• [SOURCE DATA]:
──────────────────────────────

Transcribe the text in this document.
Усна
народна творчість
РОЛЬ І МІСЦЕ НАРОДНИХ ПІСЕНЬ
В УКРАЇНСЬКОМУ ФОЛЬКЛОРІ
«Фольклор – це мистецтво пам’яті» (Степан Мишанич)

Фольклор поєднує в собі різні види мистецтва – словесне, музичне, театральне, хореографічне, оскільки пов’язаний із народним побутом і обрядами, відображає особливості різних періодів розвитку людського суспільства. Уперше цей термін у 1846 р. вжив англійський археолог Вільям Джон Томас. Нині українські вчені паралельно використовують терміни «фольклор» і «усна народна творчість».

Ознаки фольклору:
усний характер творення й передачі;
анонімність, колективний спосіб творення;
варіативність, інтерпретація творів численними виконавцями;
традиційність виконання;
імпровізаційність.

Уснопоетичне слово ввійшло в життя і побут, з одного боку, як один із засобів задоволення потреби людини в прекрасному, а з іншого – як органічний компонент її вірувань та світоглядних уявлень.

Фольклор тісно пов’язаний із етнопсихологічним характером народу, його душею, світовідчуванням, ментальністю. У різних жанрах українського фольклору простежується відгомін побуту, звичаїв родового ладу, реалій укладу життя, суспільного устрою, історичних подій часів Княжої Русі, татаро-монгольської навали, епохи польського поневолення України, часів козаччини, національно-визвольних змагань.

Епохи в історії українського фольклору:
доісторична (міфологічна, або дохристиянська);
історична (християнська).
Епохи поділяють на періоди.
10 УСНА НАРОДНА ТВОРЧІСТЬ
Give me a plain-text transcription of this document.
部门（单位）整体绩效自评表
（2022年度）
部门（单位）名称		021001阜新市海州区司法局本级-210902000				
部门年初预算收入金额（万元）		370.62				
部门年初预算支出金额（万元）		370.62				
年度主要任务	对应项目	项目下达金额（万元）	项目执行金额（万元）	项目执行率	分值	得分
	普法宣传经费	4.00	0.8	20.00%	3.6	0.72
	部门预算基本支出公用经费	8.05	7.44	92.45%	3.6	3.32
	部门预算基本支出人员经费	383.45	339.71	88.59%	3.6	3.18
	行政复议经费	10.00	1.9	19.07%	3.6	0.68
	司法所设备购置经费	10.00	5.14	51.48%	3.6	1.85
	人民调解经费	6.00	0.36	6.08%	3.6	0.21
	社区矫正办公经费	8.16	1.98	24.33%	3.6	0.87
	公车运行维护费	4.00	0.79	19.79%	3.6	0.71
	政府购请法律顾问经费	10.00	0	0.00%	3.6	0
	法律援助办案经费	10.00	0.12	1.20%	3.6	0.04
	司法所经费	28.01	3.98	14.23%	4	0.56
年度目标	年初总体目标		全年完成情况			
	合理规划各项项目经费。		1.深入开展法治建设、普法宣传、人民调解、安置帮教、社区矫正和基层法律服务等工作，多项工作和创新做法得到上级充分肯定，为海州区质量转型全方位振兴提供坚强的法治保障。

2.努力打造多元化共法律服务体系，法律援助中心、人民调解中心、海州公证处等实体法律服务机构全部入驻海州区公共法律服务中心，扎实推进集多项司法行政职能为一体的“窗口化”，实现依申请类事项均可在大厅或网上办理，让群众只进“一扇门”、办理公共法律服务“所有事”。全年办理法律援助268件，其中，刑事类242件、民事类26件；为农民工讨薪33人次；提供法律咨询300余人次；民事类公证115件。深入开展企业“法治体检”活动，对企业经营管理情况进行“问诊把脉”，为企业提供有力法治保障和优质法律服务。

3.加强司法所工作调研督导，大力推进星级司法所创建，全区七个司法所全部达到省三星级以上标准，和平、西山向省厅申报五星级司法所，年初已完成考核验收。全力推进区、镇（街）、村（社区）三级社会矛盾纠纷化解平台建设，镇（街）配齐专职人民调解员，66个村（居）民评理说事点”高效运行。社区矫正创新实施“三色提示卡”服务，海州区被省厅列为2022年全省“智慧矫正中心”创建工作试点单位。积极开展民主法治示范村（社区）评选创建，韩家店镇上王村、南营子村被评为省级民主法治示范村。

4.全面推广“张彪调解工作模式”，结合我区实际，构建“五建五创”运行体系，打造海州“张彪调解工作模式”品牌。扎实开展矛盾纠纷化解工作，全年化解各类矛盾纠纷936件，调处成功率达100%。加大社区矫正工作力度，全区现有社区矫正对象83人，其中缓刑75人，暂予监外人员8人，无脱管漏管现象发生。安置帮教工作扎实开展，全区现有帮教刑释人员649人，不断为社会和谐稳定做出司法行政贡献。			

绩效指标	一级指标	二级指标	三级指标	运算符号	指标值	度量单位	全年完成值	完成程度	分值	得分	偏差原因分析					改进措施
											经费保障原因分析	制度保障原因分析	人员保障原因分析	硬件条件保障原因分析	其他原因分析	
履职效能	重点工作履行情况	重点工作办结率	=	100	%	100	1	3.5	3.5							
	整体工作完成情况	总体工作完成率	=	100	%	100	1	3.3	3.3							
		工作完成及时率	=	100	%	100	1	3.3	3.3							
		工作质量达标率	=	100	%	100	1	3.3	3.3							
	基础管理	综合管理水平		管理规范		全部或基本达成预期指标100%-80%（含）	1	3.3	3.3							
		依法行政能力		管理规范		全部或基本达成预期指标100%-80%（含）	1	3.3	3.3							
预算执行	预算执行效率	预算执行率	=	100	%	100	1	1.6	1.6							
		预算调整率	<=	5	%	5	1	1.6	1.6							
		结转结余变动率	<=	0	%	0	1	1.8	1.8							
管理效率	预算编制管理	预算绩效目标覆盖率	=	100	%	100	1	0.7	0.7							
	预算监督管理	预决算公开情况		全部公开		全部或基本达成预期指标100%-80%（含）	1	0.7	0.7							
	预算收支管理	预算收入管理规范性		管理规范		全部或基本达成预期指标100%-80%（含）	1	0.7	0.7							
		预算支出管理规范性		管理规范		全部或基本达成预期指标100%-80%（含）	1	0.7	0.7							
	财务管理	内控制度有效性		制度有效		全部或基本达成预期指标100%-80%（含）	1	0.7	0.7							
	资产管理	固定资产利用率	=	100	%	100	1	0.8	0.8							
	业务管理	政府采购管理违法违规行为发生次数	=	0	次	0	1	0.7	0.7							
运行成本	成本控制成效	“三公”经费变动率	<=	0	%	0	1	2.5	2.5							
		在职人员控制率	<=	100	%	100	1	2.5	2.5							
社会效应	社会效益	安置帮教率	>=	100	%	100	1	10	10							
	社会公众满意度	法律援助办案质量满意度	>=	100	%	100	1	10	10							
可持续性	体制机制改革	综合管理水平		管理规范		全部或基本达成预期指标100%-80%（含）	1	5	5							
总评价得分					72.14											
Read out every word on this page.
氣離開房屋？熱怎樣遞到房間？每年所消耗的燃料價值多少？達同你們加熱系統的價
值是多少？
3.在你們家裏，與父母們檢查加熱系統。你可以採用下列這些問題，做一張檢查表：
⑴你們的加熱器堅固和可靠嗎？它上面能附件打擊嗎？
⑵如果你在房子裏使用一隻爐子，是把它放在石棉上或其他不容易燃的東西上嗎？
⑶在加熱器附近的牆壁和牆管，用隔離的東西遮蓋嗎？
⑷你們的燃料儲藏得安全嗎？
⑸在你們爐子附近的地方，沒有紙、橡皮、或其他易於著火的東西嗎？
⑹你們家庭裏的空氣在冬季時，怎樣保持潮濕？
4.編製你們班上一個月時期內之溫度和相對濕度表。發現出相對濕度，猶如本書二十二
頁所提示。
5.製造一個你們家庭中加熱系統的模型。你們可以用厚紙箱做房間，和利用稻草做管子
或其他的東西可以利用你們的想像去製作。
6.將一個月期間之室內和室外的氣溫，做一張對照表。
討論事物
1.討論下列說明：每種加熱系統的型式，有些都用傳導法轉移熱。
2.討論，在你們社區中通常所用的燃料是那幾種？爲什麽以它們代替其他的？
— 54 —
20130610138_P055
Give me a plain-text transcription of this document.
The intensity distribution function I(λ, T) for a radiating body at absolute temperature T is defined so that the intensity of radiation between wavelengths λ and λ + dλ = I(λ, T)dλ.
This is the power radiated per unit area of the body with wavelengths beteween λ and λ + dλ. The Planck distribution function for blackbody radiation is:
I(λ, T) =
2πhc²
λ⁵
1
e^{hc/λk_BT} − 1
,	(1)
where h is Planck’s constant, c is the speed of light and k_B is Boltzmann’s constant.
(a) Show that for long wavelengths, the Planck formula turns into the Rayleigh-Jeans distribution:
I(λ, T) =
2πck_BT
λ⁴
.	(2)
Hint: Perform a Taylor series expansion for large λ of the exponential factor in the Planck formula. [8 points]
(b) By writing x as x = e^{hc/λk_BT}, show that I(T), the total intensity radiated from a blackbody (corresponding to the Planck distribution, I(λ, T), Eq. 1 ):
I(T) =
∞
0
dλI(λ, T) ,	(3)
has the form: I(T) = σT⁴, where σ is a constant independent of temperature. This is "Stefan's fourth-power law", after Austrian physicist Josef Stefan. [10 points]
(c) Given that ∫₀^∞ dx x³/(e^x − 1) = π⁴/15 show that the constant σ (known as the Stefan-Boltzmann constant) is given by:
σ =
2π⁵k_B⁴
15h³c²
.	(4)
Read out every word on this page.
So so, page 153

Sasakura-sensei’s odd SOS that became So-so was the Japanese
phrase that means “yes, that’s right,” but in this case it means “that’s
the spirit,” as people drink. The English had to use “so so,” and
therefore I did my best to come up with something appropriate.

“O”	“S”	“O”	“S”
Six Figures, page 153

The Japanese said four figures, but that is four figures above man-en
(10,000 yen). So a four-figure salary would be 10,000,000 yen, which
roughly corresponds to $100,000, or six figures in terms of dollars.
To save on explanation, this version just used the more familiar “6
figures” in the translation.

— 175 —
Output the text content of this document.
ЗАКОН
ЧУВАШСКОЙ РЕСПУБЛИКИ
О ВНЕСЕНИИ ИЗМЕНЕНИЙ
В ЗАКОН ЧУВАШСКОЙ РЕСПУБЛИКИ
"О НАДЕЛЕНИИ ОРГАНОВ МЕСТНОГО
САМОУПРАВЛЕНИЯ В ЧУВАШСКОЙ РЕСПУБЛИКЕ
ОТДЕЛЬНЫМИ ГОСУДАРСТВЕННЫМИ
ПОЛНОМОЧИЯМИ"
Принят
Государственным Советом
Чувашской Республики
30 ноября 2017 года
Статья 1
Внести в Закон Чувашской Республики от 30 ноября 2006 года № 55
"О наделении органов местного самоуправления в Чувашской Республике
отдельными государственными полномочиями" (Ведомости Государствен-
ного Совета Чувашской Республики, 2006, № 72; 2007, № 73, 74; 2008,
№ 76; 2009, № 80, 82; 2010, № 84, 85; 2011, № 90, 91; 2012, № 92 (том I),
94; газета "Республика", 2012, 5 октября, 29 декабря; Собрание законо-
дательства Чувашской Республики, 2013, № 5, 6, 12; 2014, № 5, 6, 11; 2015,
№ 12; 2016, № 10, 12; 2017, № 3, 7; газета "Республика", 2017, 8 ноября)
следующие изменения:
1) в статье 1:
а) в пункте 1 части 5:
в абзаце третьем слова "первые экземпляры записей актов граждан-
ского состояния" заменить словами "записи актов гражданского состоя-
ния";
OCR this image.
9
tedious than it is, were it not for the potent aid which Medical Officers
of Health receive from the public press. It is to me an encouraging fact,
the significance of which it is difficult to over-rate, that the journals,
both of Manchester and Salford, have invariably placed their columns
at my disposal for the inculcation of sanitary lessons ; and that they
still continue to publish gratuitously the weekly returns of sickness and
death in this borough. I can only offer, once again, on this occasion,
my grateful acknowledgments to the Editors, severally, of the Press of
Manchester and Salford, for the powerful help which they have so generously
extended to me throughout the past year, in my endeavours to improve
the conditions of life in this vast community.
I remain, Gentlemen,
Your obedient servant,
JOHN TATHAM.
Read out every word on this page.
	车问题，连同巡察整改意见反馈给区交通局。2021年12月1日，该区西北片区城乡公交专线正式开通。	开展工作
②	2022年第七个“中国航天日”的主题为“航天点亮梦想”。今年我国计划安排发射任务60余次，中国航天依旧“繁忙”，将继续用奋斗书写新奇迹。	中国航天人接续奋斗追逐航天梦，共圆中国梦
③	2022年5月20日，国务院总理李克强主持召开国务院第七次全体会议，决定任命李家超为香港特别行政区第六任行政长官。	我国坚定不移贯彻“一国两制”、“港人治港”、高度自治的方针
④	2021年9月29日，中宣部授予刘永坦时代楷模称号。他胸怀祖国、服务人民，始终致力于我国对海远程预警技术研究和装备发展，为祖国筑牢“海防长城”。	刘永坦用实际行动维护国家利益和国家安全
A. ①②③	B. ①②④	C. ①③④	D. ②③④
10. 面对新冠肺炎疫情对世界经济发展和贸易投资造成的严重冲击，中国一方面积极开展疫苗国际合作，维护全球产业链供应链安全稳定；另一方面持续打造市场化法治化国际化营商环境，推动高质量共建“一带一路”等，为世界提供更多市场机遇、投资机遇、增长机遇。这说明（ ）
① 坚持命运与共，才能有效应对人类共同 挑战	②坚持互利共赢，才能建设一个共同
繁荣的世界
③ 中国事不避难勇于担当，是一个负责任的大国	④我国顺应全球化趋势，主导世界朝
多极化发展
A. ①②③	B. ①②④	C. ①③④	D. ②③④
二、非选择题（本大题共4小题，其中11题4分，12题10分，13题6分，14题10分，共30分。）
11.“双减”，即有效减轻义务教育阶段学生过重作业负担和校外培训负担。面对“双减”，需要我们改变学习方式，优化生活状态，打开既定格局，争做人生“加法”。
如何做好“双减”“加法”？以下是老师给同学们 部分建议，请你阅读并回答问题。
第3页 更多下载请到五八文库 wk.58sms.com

──────────────────────────────

• [PROBLEM TO SOLVE]:
How many of these lines contain "temperature"? Write only the number.

• [FINISHED EXERCISE]:
2